Return the number of lines holding "from", with nothing added.
* START *
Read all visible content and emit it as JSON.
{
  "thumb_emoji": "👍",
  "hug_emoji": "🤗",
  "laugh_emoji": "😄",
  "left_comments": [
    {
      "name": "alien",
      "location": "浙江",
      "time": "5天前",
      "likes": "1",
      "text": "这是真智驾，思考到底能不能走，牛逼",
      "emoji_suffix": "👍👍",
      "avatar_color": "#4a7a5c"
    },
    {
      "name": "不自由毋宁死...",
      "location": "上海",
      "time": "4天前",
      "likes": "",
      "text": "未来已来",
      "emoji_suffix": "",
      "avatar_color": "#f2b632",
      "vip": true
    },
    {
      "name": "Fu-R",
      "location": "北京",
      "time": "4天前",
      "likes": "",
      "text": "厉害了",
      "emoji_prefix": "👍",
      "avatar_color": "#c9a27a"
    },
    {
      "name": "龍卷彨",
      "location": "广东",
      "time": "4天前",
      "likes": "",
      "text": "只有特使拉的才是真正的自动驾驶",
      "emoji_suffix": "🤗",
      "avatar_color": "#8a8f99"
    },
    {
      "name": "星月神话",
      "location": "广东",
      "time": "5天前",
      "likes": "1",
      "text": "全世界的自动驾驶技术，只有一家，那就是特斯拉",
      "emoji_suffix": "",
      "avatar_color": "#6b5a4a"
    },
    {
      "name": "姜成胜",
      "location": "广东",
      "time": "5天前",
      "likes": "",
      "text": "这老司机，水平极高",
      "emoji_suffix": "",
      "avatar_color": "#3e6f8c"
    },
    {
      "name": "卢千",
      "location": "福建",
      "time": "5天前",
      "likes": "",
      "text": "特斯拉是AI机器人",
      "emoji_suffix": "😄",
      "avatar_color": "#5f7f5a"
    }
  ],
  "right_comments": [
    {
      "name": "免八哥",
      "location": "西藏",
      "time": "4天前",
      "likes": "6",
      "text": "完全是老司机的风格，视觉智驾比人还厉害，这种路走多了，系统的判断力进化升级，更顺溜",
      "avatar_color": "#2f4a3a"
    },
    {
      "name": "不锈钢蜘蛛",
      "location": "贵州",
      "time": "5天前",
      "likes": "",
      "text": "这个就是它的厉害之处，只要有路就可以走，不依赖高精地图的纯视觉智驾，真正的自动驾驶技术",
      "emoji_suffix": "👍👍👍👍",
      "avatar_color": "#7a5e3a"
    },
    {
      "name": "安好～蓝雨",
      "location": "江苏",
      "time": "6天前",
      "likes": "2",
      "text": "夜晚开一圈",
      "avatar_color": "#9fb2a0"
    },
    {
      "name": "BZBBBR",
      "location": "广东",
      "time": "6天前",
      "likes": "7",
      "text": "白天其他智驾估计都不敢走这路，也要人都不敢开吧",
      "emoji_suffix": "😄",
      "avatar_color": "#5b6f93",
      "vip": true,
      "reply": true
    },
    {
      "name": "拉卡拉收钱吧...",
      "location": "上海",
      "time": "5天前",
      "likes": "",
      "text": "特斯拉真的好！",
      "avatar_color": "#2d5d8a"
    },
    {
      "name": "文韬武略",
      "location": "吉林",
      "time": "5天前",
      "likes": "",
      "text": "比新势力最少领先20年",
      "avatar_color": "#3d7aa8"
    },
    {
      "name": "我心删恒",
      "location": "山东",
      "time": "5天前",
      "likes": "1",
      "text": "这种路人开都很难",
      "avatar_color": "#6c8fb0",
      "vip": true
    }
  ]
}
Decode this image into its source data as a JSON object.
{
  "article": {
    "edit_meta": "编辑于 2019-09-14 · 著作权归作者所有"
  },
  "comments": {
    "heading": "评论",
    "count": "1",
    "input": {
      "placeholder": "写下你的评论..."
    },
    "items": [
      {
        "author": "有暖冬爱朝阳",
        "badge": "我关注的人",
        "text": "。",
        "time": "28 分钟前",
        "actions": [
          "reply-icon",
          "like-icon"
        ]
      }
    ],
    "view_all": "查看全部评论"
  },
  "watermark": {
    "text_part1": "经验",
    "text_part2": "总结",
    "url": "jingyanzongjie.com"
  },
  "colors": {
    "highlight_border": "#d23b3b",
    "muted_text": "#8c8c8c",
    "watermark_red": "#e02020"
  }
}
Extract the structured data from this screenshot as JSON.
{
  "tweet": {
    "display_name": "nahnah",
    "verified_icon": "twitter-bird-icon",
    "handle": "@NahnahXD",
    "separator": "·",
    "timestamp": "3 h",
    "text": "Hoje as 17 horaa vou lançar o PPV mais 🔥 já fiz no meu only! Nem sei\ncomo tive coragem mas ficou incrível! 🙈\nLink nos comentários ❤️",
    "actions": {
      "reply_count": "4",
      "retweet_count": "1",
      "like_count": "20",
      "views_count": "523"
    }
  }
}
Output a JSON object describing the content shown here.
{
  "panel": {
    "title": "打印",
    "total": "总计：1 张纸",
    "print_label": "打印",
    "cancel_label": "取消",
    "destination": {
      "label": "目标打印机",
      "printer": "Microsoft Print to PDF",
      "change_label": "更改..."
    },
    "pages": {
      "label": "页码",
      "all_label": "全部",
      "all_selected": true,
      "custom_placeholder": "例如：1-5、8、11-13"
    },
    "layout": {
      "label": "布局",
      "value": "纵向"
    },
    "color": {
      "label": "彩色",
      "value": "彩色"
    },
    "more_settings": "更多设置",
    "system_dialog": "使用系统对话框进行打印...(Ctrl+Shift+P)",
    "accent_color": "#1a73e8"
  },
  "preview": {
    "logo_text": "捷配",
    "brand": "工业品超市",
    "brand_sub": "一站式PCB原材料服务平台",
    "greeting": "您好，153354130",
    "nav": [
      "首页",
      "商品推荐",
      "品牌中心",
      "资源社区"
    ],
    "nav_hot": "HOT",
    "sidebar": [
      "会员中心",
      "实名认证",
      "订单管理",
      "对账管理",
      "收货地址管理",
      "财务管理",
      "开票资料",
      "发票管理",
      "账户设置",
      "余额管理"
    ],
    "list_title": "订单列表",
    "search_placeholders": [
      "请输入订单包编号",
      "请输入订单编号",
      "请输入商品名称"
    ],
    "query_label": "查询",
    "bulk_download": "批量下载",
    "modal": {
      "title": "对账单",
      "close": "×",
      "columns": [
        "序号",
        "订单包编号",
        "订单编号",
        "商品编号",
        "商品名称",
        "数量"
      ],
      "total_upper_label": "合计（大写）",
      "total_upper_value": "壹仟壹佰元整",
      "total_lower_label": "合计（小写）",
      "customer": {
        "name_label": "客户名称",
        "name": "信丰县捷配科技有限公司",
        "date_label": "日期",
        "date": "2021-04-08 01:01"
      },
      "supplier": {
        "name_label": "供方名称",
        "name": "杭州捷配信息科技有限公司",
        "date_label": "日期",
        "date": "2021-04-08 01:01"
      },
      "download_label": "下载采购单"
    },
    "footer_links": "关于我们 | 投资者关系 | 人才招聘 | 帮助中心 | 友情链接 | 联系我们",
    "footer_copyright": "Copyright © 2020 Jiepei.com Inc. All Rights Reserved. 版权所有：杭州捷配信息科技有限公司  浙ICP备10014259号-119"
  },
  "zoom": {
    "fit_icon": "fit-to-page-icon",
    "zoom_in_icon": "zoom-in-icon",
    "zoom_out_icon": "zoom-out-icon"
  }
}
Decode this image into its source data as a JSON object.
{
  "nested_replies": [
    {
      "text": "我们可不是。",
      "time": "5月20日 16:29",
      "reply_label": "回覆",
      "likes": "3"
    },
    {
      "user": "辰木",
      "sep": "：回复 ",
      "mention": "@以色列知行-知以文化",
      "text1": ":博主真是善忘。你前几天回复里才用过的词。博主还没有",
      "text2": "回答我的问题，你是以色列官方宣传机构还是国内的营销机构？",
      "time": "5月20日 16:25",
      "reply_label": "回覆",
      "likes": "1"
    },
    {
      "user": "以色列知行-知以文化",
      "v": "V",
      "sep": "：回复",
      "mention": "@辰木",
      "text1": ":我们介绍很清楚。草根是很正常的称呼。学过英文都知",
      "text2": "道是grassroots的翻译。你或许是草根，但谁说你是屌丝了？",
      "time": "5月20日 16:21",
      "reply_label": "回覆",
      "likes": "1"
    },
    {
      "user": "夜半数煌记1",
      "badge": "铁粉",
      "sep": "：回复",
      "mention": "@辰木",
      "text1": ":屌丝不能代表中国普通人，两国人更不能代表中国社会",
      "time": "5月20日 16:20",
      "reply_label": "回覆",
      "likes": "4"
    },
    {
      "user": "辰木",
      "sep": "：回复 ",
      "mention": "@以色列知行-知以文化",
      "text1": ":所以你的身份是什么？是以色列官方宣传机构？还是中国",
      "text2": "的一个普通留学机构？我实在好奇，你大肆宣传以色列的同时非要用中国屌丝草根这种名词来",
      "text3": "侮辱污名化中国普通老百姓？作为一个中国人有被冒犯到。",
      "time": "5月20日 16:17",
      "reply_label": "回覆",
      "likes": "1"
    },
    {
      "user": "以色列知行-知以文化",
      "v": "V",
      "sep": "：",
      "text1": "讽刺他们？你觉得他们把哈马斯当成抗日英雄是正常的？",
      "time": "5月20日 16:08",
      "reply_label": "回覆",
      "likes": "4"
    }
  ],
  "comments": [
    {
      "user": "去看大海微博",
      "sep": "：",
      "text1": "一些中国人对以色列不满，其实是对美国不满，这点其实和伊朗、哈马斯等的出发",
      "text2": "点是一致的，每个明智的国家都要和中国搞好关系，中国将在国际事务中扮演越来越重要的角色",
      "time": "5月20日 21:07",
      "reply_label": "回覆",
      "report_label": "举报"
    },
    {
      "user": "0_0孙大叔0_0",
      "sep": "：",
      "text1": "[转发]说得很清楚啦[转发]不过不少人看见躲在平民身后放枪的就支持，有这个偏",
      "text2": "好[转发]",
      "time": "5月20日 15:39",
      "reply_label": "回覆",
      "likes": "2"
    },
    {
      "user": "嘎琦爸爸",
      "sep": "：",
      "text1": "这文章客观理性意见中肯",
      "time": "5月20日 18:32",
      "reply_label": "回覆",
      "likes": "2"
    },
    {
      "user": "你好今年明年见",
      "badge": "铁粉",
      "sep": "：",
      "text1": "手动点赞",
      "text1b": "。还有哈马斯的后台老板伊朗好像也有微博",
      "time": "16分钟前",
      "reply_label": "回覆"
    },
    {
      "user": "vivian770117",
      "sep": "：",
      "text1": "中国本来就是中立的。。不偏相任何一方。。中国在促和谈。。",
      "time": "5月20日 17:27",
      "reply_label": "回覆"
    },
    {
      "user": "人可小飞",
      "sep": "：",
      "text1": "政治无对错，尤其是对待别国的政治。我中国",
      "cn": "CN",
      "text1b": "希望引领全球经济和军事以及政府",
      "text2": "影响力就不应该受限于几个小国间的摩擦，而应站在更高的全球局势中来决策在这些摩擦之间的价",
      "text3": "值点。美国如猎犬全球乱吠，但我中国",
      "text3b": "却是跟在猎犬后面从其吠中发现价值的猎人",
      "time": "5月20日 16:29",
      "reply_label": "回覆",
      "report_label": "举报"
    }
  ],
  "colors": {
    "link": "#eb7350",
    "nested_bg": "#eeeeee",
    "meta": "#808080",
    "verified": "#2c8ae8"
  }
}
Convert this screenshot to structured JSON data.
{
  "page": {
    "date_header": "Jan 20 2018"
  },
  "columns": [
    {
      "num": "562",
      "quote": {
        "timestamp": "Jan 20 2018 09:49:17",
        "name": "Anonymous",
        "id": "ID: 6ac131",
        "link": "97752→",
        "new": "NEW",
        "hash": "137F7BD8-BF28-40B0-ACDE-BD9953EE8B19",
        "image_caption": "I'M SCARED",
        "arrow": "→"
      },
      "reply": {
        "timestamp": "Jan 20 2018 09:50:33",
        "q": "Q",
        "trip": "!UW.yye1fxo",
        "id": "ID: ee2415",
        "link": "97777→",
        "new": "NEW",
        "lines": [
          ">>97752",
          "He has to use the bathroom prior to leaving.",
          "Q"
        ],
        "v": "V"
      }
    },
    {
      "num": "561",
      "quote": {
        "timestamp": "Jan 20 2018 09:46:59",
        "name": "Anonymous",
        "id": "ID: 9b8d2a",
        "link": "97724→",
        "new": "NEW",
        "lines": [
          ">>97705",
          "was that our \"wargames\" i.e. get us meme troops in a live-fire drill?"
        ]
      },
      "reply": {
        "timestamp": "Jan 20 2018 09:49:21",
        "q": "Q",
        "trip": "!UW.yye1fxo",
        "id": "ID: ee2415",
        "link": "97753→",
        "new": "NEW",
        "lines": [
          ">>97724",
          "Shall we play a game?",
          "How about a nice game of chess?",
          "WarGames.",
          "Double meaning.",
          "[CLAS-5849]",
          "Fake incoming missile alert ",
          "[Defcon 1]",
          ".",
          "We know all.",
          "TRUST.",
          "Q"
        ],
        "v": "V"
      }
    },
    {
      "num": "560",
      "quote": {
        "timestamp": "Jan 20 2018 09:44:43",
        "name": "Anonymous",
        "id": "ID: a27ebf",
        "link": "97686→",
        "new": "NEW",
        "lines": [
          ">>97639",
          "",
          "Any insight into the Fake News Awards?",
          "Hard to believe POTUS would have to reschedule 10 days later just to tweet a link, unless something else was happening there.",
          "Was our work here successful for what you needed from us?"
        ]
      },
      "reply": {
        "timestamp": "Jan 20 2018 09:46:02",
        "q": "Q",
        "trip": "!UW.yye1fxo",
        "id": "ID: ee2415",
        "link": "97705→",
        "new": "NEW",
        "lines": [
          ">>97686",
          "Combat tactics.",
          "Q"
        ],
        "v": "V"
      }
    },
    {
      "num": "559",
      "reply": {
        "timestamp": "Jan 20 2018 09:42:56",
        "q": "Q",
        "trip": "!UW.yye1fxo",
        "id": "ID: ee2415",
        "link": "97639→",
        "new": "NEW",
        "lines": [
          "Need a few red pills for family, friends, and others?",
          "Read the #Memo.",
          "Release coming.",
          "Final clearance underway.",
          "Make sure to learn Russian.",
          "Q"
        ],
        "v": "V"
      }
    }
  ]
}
* END *
RESULT OF THE TASK
2